* STATED GOAL
Whenever a line below holds the word "this", copy that line.

[Excerpts from a figure dataset]
**********

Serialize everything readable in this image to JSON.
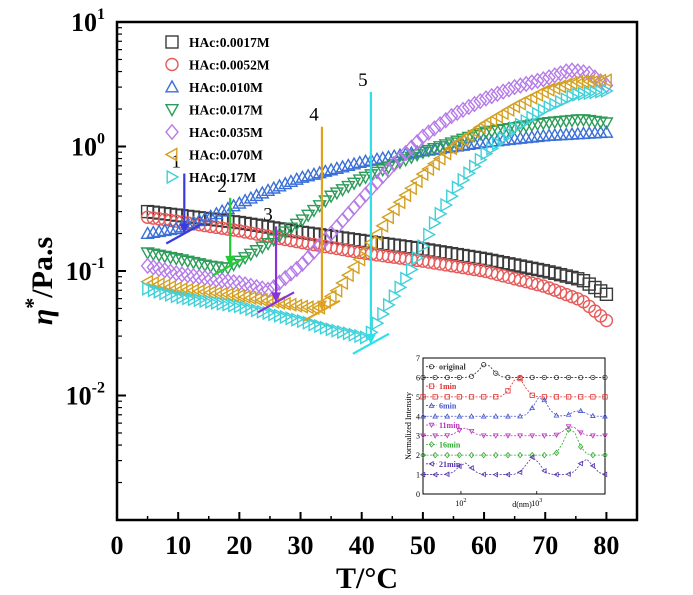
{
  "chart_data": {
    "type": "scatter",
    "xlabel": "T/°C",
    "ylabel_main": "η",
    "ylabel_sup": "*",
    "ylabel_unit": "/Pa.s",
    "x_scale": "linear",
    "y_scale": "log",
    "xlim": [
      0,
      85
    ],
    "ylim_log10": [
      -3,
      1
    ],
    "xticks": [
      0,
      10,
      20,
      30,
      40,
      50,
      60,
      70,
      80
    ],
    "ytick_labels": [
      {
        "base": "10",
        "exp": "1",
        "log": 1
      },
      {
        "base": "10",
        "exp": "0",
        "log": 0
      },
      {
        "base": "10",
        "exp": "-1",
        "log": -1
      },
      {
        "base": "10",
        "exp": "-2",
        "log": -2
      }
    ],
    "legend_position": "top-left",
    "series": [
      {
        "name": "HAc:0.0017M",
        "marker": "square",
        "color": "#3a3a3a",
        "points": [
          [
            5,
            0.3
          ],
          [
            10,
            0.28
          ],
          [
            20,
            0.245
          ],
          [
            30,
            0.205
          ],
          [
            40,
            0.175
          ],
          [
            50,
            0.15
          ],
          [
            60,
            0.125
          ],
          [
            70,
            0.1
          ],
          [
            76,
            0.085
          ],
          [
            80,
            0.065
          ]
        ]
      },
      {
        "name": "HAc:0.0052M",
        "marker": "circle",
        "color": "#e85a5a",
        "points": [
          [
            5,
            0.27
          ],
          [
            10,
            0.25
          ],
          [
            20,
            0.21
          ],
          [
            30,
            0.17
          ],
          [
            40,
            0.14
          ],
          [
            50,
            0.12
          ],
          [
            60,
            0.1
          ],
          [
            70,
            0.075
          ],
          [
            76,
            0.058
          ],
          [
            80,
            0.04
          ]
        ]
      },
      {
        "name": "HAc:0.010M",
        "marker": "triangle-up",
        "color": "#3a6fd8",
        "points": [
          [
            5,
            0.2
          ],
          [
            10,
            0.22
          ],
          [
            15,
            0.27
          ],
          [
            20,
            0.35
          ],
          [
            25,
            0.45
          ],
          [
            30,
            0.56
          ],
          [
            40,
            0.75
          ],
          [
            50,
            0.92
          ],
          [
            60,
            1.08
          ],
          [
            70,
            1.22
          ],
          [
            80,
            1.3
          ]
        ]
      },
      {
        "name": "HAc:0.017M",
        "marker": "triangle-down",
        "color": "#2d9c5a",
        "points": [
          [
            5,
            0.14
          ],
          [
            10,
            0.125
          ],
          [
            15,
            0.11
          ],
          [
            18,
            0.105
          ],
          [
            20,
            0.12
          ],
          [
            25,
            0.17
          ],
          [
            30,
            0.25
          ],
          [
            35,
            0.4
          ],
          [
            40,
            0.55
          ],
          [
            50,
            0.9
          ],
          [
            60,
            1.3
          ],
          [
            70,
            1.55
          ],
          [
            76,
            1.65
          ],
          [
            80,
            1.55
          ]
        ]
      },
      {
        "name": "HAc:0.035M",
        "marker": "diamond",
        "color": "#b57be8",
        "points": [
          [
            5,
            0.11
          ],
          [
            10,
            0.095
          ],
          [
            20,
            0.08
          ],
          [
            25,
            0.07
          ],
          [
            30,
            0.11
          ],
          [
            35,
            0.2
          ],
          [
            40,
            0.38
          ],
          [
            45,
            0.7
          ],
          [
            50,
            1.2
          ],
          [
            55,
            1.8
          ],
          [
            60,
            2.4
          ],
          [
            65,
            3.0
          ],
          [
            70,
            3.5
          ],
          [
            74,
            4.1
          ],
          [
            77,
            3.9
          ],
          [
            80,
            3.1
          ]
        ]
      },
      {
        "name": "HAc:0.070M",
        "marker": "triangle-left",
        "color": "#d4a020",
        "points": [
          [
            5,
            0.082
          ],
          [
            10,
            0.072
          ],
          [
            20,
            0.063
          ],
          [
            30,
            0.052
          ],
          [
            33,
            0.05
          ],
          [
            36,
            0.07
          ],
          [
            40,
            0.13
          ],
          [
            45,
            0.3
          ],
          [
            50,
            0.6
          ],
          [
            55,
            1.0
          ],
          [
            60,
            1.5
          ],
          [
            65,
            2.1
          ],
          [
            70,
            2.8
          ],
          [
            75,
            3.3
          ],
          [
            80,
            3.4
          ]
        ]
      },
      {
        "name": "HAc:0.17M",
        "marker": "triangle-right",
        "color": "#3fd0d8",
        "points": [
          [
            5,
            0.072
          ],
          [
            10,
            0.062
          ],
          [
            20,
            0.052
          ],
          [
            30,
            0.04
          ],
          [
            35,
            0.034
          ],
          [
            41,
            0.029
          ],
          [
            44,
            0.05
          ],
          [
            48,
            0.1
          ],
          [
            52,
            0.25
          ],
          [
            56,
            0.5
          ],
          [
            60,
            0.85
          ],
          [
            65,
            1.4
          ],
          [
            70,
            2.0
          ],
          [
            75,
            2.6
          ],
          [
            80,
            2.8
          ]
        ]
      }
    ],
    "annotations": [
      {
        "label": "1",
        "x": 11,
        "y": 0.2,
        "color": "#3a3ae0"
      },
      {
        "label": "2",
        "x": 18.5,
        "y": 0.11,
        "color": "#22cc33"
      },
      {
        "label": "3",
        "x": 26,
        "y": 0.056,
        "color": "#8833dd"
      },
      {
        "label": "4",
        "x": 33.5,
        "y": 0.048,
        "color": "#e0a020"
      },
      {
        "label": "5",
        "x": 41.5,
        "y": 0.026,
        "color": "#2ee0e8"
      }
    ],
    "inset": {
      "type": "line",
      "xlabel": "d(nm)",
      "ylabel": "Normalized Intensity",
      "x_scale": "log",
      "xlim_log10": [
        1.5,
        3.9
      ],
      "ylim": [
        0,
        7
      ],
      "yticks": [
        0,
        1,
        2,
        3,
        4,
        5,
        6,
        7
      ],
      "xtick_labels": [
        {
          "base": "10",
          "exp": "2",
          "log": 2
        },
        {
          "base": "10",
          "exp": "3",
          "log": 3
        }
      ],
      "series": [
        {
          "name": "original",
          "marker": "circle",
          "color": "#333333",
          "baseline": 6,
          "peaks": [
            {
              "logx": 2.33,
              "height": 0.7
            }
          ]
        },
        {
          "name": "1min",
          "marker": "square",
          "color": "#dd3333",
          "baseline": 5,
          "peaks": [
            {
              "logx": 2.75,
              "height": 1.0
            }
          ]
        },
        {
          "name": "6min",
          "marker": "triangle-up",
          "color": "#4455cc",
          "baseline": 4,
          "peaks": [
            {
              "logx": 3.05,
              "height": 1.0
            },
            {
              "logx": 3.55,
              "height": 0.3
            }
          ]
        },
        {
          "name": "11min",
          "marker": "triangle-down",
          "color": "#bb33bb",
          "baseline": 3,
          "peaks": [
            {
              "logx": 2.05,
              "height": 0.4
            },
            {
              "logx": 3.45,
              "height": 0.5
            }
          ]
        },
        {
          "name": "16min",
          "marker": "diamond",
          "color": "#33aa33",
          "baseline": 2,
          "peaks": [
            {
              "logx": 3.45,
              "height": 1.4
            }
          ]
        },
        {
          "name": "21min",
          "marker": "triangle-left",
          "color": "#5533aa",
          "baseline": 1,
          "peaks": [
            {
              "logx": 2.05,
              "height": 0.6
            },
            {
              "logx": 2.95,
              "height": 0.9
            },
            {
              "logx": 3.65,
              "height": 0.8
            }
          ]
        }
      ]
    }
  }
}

**********

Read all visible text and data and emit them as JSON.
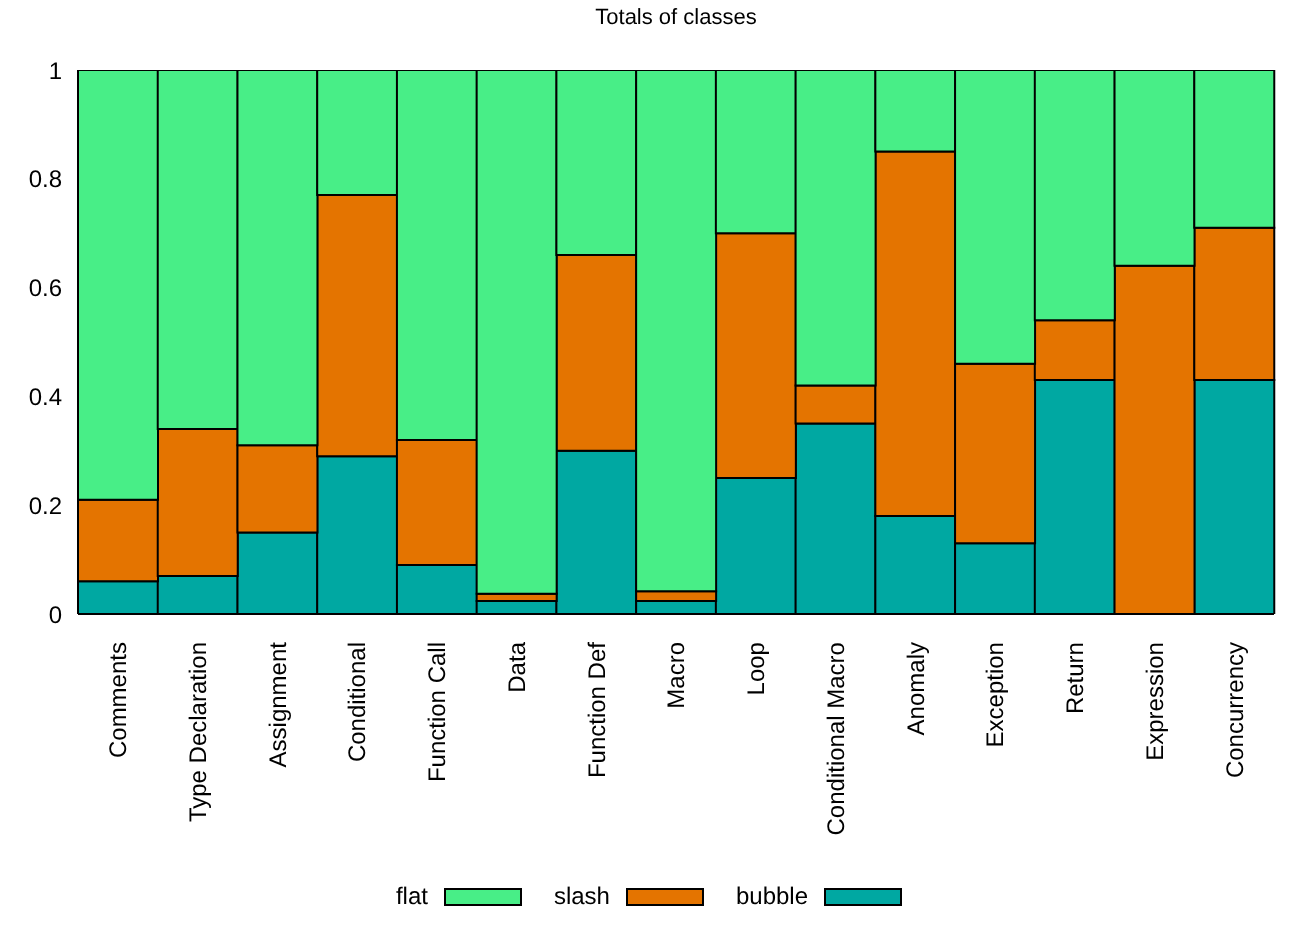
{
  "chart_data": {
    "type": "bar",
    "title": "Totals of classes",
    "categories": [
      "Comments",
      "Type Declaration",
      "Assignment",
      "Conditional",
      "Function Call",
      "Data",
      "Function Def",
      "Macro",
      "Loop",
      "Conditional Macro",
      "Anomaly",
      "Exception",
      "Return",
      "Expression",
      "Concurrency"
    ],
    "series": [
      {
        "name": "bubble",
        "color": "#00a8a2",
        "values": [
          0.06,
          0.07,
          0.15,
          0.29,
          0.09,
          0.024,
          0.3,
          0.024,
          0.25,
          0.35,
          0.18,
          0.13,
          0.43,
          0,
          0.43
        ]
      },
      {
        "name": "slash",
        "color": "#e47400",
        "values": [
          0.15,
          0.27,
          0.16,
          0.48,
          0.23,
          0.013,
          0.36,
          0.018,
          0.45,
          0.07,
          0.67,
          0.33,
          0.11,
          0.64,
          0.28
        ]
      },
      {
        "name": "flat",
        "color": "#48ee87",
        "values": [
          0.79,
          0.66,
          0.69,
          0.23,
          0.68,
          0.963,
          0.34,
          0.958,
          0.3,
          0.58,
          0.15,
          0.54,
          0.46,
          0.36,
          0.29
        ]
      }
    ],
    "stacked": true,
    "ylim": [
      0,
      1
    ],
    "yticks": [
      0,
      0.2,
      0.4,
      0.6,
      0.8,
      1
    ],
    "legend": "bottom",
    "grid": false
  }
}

**********

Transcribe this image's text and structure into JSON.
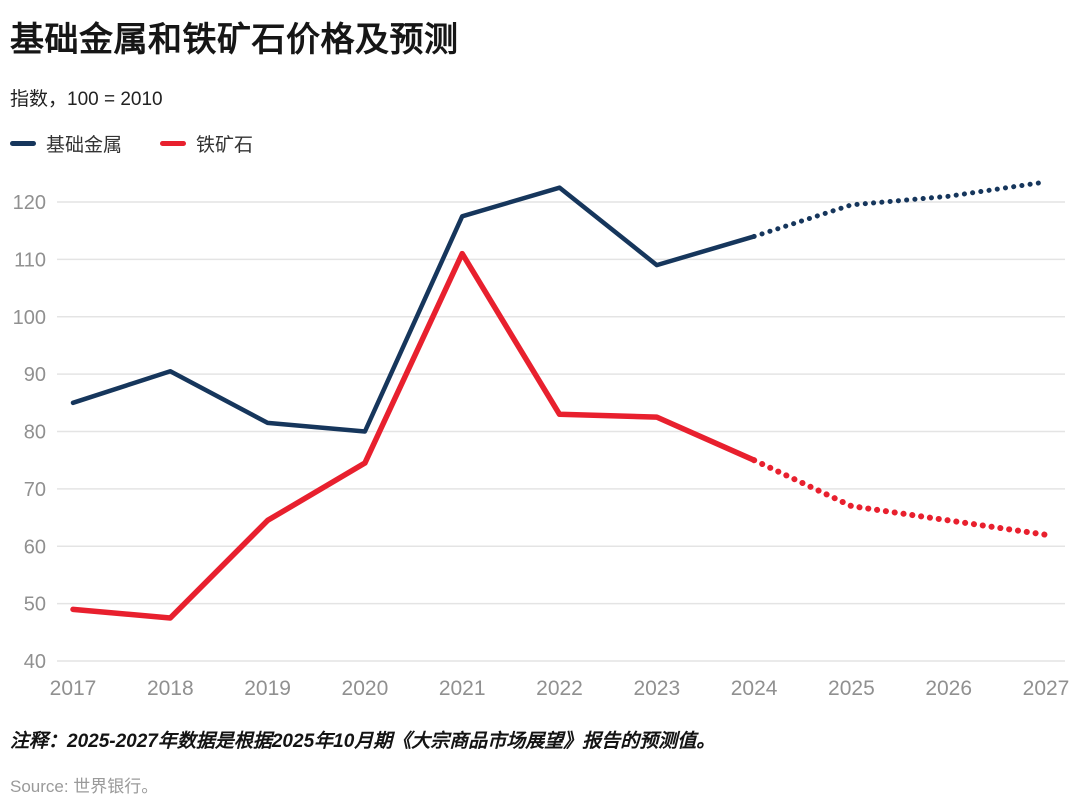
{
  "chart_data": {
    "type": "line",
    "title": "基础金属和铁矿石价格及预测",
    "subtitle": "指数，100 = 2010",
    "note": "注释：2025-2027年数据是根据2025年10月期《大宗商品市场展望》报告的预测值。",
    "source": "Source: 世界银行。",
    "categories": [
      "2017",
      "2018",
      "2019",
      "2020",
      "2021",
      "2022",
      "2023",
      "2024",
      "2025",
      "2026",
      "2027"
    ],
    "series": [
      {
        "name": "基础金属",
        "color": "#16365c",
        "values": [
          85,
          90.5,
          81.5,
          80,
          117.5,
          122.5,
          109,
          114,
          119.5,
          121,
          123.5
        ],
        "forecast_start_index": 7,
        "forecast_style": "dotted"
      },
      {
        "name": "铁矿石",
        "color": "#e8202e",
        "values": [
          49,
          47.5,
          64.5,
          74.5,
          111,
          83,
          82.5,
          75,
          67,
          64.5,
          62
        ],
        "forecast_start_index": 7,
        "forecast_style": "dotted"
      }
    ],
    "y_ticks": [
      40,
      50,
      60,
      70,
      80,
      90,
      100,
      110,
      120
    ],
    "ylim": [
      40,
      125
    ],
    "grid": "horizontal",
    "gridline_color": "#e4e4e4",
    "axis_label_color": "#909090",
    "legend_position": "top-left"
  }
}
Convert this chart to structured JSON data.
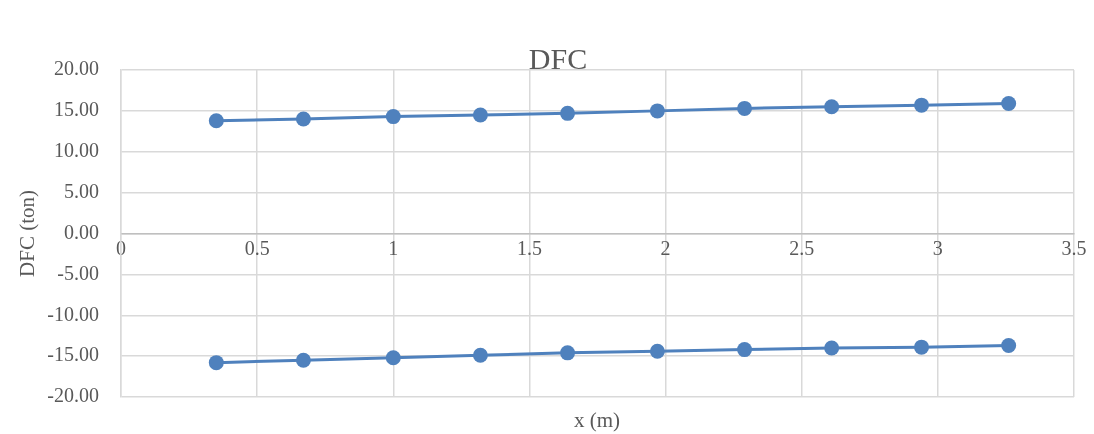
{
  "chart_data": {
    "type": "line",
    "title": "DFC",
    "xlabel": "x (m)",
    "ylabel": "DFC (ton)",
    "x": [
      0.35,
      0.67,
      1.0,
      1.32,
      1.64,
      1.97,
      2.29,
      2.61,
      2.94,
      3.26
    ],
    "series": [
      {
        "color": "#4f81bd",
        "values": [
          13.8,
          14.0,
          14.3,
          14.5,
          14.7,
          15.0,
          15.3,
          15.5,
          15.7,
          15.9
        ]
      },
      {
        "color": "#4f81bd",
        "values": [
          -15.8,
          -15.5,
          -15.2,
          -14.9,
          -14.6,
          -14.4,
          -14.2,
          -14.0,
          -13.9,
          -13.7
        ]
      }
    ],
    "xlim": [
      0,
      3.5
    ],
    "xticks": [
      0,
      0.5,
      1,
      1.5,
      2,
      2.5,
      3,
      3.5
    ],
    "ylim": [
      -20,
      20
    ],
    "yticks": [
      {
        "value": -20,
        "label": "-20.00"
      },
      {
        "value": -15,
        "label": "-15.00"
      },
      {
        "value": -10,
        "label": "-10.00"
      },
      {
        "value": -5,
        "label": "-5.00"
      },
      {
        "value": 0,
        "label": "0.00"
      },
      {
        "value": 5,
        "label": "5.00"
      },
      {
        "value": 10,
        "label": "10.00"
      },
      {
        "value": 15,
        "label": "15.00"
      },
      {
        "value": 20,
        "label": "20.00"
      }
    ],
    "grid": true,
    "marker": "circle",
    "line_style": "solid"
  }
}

**********

* TASK SOLUTION
Serialize everything readable in this image to JSON.
Transcribe this image's text and structure into JSON.
Convert this chart to structured JSON data.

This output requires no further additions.